◆ Instructions to follow:
Gather up the lines that contain "color".

===

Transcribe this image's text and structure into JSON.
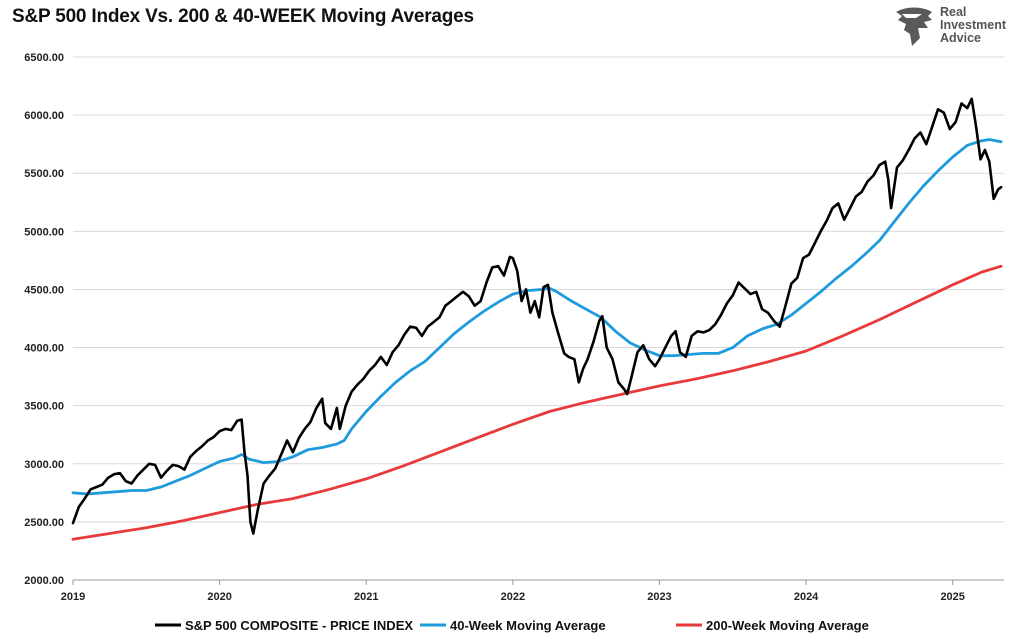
{
  "title": "S&P 500 Index Vs. 200 & 40-WEEK Moving Averages",
  "brand": {
    "lines": [
      "Real",
      "Investment",
      "Advice"
    ],
    "icon": "eagle-head-icon",
    "color": "#5a5a5a"
  },
  "chart_data": {
    "type": "line",
    "xlabel": "",
    "ylabel": "",
    "xlim": [
      2019.0,
      2025.35
    ],
    "ylim": [
      2000,
      6500
    ],
    "y_ticks": [
      "2000.00",
      "2500.00",
      "3000.00",
      "3500.00",
      "4000.00",
      "4500.00",
      "5000.00",
      "5500.00",
      "6000.00",
      "6500.00"
    ],
    "x_ticks": [
      "2019",
      "2020",
      "2021",
      "2022",
      "2023",
      "2024",
      "2025"
    ],
    "grid": "horizontal",
    "legend_position": "bottom",
    "series": [
      {
        "name": "S&P 500 COMPOSITE - PRICE INDEX",
        "color": "#000000",
        "points": [
          [
            2019.0,
            2490
          ],
          [
            2019.04,
            2630
          ],
          [
            2019.08,
            2700
          ],
          [
            2019.12,
            2780
          ],
          [
            2019.16,
            2800
          ],
          [
            2019.2,
            2820
          ],
          [
            2019.24,
            2880
          ],
          [
            2019.28,
            2910
          ],
          [
            2019.32,
            2920
          ],
          [
            2019.36,
            2850
          ],
          [
            2019.4,
            2830
          ],
          [
            2019.44,
            2900
          ],
          [
            2019.48,
            2950
          ],
          [
            2019.52,
            3000
          ],
          [
            2019.56,
            2990
          ],
          [
            2019.6,
            2880
          ],
          [
            2019.64,
            2940
          ],
          [
            2019.68,
            2990
          ],
          [
            2019.72,
            2980
          ],
          [
            2019.76,
            2950
          ],
          [
            2019.8,
            3060
          ],
          [
            2019.84,
            3110
          ],
          [
            2019.88,
            3150
          ],
          [
            2019.92,
            3200
          ],
          [
            2019.96,
            3230
          ],
          [
            2020.0,
            3280
          ],
          [
            2020.04,
            3300
          ],
          [
            2020.08,
            3290
          ],
          [
            2020.12,
            3370
          ],
          [
            2020.15,
            3380
          ],
          [
            2020.17,
            3100
          ],
          [
            2020.19,
            2900
          ],
          [
            2020.21,
            2500
          ],
          [
            2020.23,
            2400
          ],
          [
            2020.26,
            2600
          ],
          [
            2020.3,
            2830
          ],
          [
            2020.34,
            2900
          ],
          [
            2020.38,
            2960
          ],
          [
            2020.42,
            3080
          ],
          [
            2020.46,
            3200
          ],
          [
            2020.5,
            3100
          ],
          [
            2020.54,
            3220
          ],
          [
            2020.58,
            3300
          ],
          [
            2020.62,
            3360
          ],
          [
            2020.66,
            3480
          ],
          [
            2020.7,
            3560
          ],
          [
            2020.72,
            3350
          ],
          [
            2020.76,
            3300
          ],
          [
            2020.8,
            3480
          ],
          [
            2020.82,
            3300
          ],
          [
            2020.86,
            3500
          ],
          [
            2020.9,
            3620
          ],
          [
            2020.94,
            3680
          ],
          [
            2020.98,
            3730
          ],
          [
            2021.02,
            3800
          ],
          [
            2021.06,
            3850
          ],
          [
            2021.1,
            3920
          ],
          [
            2021.14,
            3850
          ],
          [
            2021.18,
            3960
          ],
          [
            2021.22,
            4020
          ],
          [
            2021.26,
            4110
          ],
          [
            2021.3,
            4180
          ],
          [
            2021.34,
            4170
          ],
          [
            2021.38,
            4100
          ],
          [
            2021.42,
            4180
          ],
          [
            2021.46,
            4220
          ],
          [
            2021.5,
            4260
          ],
          [
            2021.54,
            4360
          ],
          [
            2021.58,
            4400
          ],
          [
            2021.62,
            4440
          ],
          [
            2021.66,
            4480
          ],
          [
            2021.7,
            4440
          ],
          [
            2021.74,
            4360
          ],
          [
            2021.78,
            4400
          ],
          [
            2021.82,
            4560
          ],
          [
            2021.86,
            4690
          ],
          [
            2021.9,
            4700
          ],
          [
            2021.94,
            4620
          ],
          [
            2021.98,
            4780
          ],
          [
            2022.0,
            4770
          ],
          [
            2022.03,
            4660
          ],
          [
            2022.06,
            4400
          ],
          [
            2022.09,
            4500
          ],
          [
            2022.12,
            4300
          ],
          [
            2022.15,
            4400
          ],
          [
            2022.18,
            4260
          ],
          [
            2022.21,
            4520
          ],
          [
            2022.24,
            4540
          ],
          [
            2022.27,
            4300
          ],
          [
            2022.31,
            4120
          ],
          [
            2022.35,
            3950
          ],
          [
            2022.38,
            3920
          ],
          [
            2022.42,
            3900
          ],
          [
            2022.45,
            3700
          ],
          [
            2022.48,
            3820
          ],
          [
            2022.51,
            3900
          ],
          [
            2022.55,
            4050
          ],
          [
            2022.59,
            4230
          ],
          [
            2022.61,
            4270
          ],
          [
            2022.64,
            4000
          ],
          [
            2022.68,
            3900
          ],
          [
            2022.72,
            3700
          ],
          [
            2022.76,
            3640
          ],
          [
            2022.78,
            3600
          ],
          [
            2022.81,
            3750
          ],
          [
            2022.85,
            3960
          ],
          [
            2022.89,
            4020
          ],
          [
            2022.93,
            3900
          ],
          [
            2022.97,
            3840
          ],
          [
            2023.0,
            3900
          ],
          [
            2023.04,
            4000
          ],
          [
            2023.08,
            4100
          ],
          [
            2023.11,
            4140
          ],
          [
            2023.14,
            3960
          ],
          [
            2023.18,
            3920
          ],
          [
            2023.22,
            4100
          ],
          [
            2023.26,
            4140
          ],
          [
            2023.3,
            4130
          ],
          [
            2023.34,
            4150
          ],
          [
            2023.38,
            4200
          ],
          [
            2023.42,
            4280
          ],
          [
            2023.46,
            4380
          ],
          [
            2023.5,
            4450
          ],
          [
            2023.54,
            4560
          ],
          [
            2023.58,
            4510
          ],
          [
            2023.62,
            4460
          ],
          [
            2023.66,
            4480
          ],
          [
            2023.7,
            4330
          ],
          [
            2023.74,
            4300
          ],
          [
            2023.78,
            4230
          ],
          [
            2023.82,
            4180
          ],
          [
            2023.86,
            4360
          ],
          [
            2023.9,
            4550
          ],
          [
            2023.94,
            4600
          ],
          [
            2023.98,
            4770
          ],
          [
            2024.02,
            4800
          ],
          [
            2024.06,
            4900
          ],
          [
            2024.1,
            5000
          ],
          [
            2024.14,
            5090
          ],
          [
            2024.18,
            5200
          ],
          [
            2024.22,
            5240
          ],
          [
            2024.26,
            5100
          ],
          [
            2024.3,
            5200
          ],
          [
            2024.34,
            5300
          ],
          [
            2024.38,
            5340
          ],
          [
            2024.42,
            5430
          ],
          [
            2024.46,
            5480
          ],
          [
            2024.5,
            5570
          ],
          [
            2024.54,
            5600
          ],
          [
            2024.56,
            5450
          ],
          [
            2024.58,
            5200
          ],
          [
            2024.62,
            5550
          ],
          [
            2024.66,
            5610
          ],
          [
            2024.7,
            5700
          ],
          [
            2024.74,
            5800
          ],
          [
            2024.78,
            5850
          ],
          [
            2024.82,
            5750
          ],
          [
            2024.86,
            5900
          ],
          [
            2024.9,
            6050
          ],
          [
            2024.94,
            6020
          ],
          [
            2024.98,
            5880
          ],
          [
            2025.02,
            5940
          ],
          [
            2025.06,
            6100
          ],
          [
            2025.1,
            6060
          ],
          [
            2025.13,
            6140
          ],
          [
            2025.16,
            5900
          ],
          [
            2025.19,
            5620
          ],
          [
            2025.22,
            5700
          ],
          [
            2025.25,
            5600
          ],
          [
            2025.28,
            5280
          ],
          [
            2025.31,
            5360
          ],
          [
            2025.33,
            5380
          ]
        ]
      },
      {
        "name": "40-Week Moving Average",
        "color": "#1e9bdc",
        "points": [
          [
            2019.0,
            2750
          ],
          [
            2019.1,
            2740
          ],
          [
            2019.2,
            2750
          ],
          [
            2019.3,
            2760
          ],
          [
            2019.4,
            2770
          ],
          [
            2019.5,
            2770
          ],
          [
            2019.6,
            2800
          ],
          [
            2019.7,
            2850
          ],
          [
            2019.8,
            2900
          ],
          [
            2019.9,
            2960
          ],
          [
            2020.0,
            3020
          ],
          [
            2020.1,
            3050
          ],
          [
            2020.15,
            3080
          ],
          [
            2020.2,
            3040
          ],
          [
            2020.3,
            3010
          ],
          [
            2020.4,
            3020
          ],
          [
            2020.5,
            3060
          ],
          [
            2020.6,
            3120
          ],
          [
            2020.7,
            3140
          ],
          [
            2020.8,
            3170
          ],
          [
            2020.85,
            3200
          ],
          [
            2020.9,
            3300
          ],
          [
            2021.0,
            3450
          ],
          [
            2021.1,
            3580
          ],
          [
            2021.2,
            3700
          ],
          [
            2021.3,
            3800
          ],
          [
            2021.4,
            3880
          ],
          [
            2021.5,
            4000
          ],
          [
            2021.6,
            4120
          ],
          [
            2021.7,
            4220
          ],
          [
            2021.8,
            4310
          ],
          [
            2021.9,
            4390
          ],
          [
            2022.0,
            4460
          ],
          [
            2022.1,
            4490
          ],
          [
            2022.2,
            4500
          ],
          [
            2022.25,
            4510
          ],
          [
            2022.3,
            4480
          ],
          [
            2022.4,
            4400
          ],
          [
            2022.5,
            4330
          ],
          [
            2022.6,
            4260
          ],
          [
            2022.7,
            4140
          ],
          [
            2022.8,
            4040
          ],
          [
            2022.9,
            3980
          ],
          [
            2023.0,
            3930
          ],
          [
            2023.1,
            3930
          ],
          [
            2023.2,
            3940
          ],
          [
            2023.3,
            3950
          ],
          [
            2023.4,
            3950
          ],
          [
            2023.5,
            4000
          ],
          [
            2023.6,
            4100
          ],
          [
            2023.7,
            4160
          ],
          [
            2023.8,
            4200
          ],
          [
            2023.9,
            4280
          ],
          [
            2024.0,
            4380
          ],
          [
            2024.1,
            4480
          ],
          [
            2024.2,
            4590
          ],
          [
            2024.3,
            4690
          ],
          [
            2024.4,
            4800
          ],
          [
            2024.5,
            4920
          ],
          [
            2024.6,
            5080
          ],
          [
            2024.7,
            5240
          ],
          [
            2024.8,
            5390
          ],
          [
            2024.9,
            5520
          ],
          [
            2025.0,
            5640
          ],
          [
            2025.1,
            5740
          ],
          [
            2025.2,
            5780
          ],
          [
            2025.25,
            5790
          ],
          [
            2025.33,
            5770
          ]
        ]
      },
      {
        "name": "200-Week Moving Average",
        "color": "#e83a3a",
        "points": [
          [
            2019.0,
            2350
          ],
          [
            2019.25,
            2400
          ],
          [
            2019.5,
            2450
          ],
          [
            2019.75,
            2510
          ],
          [
            2020.0,
            2580
          ],
          [
            2020.25,
            2650
          ],
          [
            2020.5,
            2700
          ],
          [
            2020.75,
            2780
          ],
          [
            2021.0,
            2870
          ],
          [
            2021.25,
            2980
          ],
          [
            2021.5,
            3100
          ],
          [
            2021.75,
            3220
          ],
          [
            2022.0,
            3340
          ],
          [
            2022.25,
            3450
          ],
          [
            2022.5,
            3530
          ],
          [
            2022.75,
            3600
          ],
          [
            2023.0,
            3670
          ],
          [
            2023.25,
            3730
          ],
          [
            2023.5,
            3800
          ],
          [
            2023.75,
            3880
          ],
          [
            2024.0,
            3970
          ],
          [
            2024.25,
            4100
          ],
          [
            2024.5,
            4240
          ],
          [
            2024.75,
            4390
          ],
          [
            2025.0,
            4540
          ],
          [
            2025.2,
            4650
          ],
          [
            2025.33,
            4700
          ]
        ]
      }
    ]
  }
}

===

◆ Written solution:
    "color": "#5a5a5a"
        "color": "#000000",
        "color": "#1e9bdc",
        "color": "#e83a3a",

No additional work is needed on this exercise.